### SET PROBLEM
Each entry below is to be written out exactly, and the pictures are to be left out.

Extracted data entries
>>>

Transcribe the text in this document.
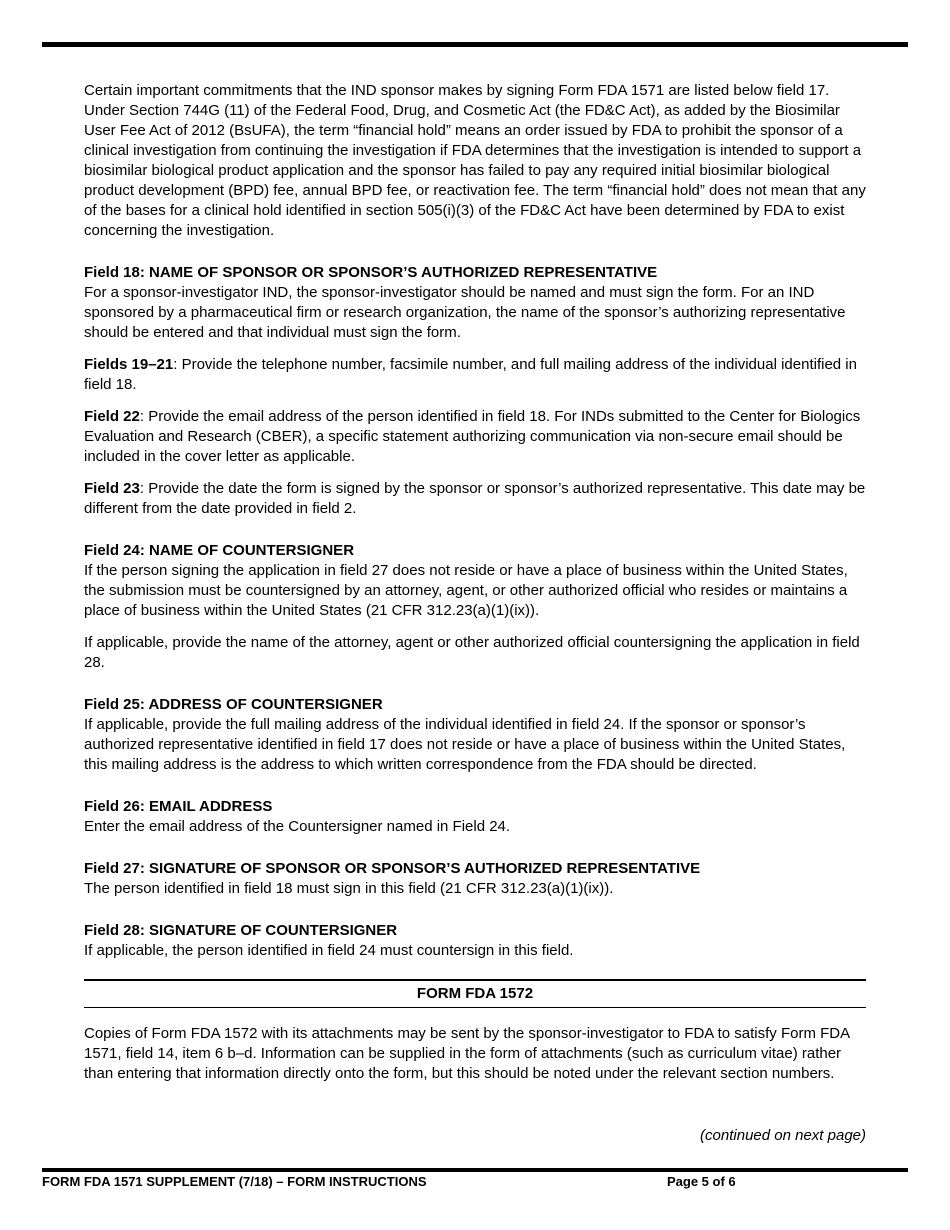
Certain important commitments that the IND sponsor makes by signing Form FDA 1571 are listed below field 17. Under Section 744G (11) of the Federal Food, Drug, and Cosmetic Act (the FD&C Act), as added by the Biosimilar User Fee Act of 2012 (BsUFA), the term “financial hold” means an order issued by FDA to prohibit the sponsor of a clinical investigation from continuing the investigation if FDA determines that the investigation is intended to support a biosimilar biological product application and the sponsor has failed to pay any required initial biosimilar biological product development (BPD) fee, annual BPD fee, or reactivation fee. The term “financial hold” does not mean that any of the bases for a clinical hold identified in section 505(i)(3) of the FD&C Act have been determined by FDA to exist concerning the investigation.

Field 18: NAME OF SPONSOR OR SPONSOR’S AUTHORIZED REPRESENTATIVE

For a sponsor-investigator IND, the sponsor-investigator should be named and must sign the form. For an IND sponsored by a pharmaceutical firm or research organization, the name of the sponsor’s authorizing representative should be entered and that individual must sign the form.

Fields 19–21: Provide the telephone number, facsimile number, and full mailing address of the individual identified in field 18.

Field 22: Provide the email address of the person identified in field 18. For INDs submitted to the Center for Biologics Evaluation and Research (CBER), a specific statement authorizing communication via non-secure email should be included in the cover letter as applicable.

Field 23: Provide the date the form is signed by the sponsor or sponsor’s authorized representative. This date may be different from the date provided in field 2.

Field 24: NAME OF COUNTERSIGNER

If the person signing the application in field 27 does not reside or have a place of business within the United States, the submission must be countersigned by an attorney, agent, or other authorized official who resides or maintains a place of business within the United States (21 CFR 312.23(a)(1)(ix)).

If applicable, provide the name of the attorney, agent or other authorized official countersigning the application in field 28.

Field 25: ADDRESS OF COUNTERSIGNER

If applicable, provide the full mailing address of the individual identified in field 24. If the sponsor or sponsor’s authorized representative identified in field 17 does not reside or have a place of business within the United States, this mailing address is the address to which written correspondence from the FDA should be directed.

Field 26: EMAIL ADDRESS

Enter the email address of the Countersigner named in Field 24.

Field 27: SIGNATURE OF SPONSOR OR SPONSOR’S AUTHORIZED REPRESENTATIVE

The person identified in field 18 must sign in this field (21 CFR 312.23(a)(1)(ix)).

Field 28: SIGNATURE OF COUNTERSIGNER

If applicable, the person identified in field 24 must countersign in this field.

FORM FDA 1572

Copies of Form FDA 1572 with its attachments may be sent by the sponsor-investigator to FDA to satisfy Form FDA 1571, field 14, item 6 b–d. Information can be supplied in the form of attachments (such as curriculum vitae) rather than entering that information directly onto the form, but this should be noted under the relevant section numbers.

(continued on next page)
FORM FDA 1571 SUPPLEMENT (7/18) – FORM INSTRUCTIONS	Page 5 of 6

<<<

### SOLUTION FOR THIS TASK
Transcribe the text in this document.
Certain important commitments that the IND sponsor makes by signing Form FDA 1571 are listed below field 17. Under Section 744G (11) of the Federal Food, Drug, and Cosmetic Act (the FD&C Act), as added by the Biosimilar User Fee Act of 2012 (BsUFA), the term “financial hold” means an order issued by FDA to prohibit the sponsor of a clinical investigation from continuing the investigation if FDA determines that the investigation is intended to support a biosimilar biological product application and the sponsor has failed to pay any required initial biosimilar biological product development (BPD) fee, annual BPD fee, or reactivation fee. The term “financial hold” does not mean that any of the bases for a clinical hold identified in section 505(i)(3) of the FD&C Act have been determined by FDA to exist concerning the investigation.

Field 18: NAME OF SPONSOR OR SPONSOR’S AUTHORIZED REPRESENTATIVE

For a sponsor-investigator IND, the sponsor-investigator should be named and must sign the form. For an IND sponsored by a pharmaceutical firm or research organization, the name of the sponsor’s authorizing representative should be entered and that individual must sign the form.

Fields 19–21: Provide the telephone number, facsimile number, and full mailing address of the individual identified in field 18.

Field 22: Provide the email address of the person identified in field 18. For INDs submitted to the Center for Biologics Evaluation and Research (CBER), a specific statement authorizing communication via non-secure email should be included in the cover letter as applicable.

Field 23: Provide the date the form is signed by the sponsor or sponsor’s authorized representative. This date may be different from the date provided in field 2.

Field 24: NAME OF COUNTERSIGNER

If the person signing the application in field 27 does not reside or have a place of business within the United States, the submission must be countersigned by an attorney, agent, or other authorized official who resides or maintains a place of business within the United States (21 CFR 312.23(a)(1)(ix)).

If applicable, provide the name of the attorney, agent or other authorized official countersigning the application in field 28.

Field 25: ADDRESS OF COUNTERSIGNER

If applicable, provide the full mailing address of the individual identified in field 24. If the sponsor or sponsor’s authorized representative identified in field 17 does not reside or have a place of business within the United States, this mailing address is the address to which written correspondence from the FDA should be directed.

Field 26: EMAIL ADDRESS

Enter the email address of the Countersigner named in Field 24.

Field 27: SIGNATURE OF SPONSOR OR SPONSOR’S AUTHORIZED REPRESENTATIVE

The person identified in field 18 must sign in this field (21 CFR 312.23(a)(1)(ix)).

Field 28: SIGNATURE OF COUNTERSIGNER

If applicable, the person identified in field 24 must countersign in this field.

FORM FDA 1572

Copies of Form FDA 1572 with its attachments may be sent by the sponsor-investigator to FDA to satisfy Form FDA 1571, field 14, item 6 b–d. Information can be supplied in the form of attachments (such as curriculum vitae) rather than entering that information directly onto the form, but this should be noted under the relevant section numbers.

(continued on next page)
FORM FDA 1571 SUPPLEMENT (7/18) – FORM INSTRUCTIONS	Page 5 of 6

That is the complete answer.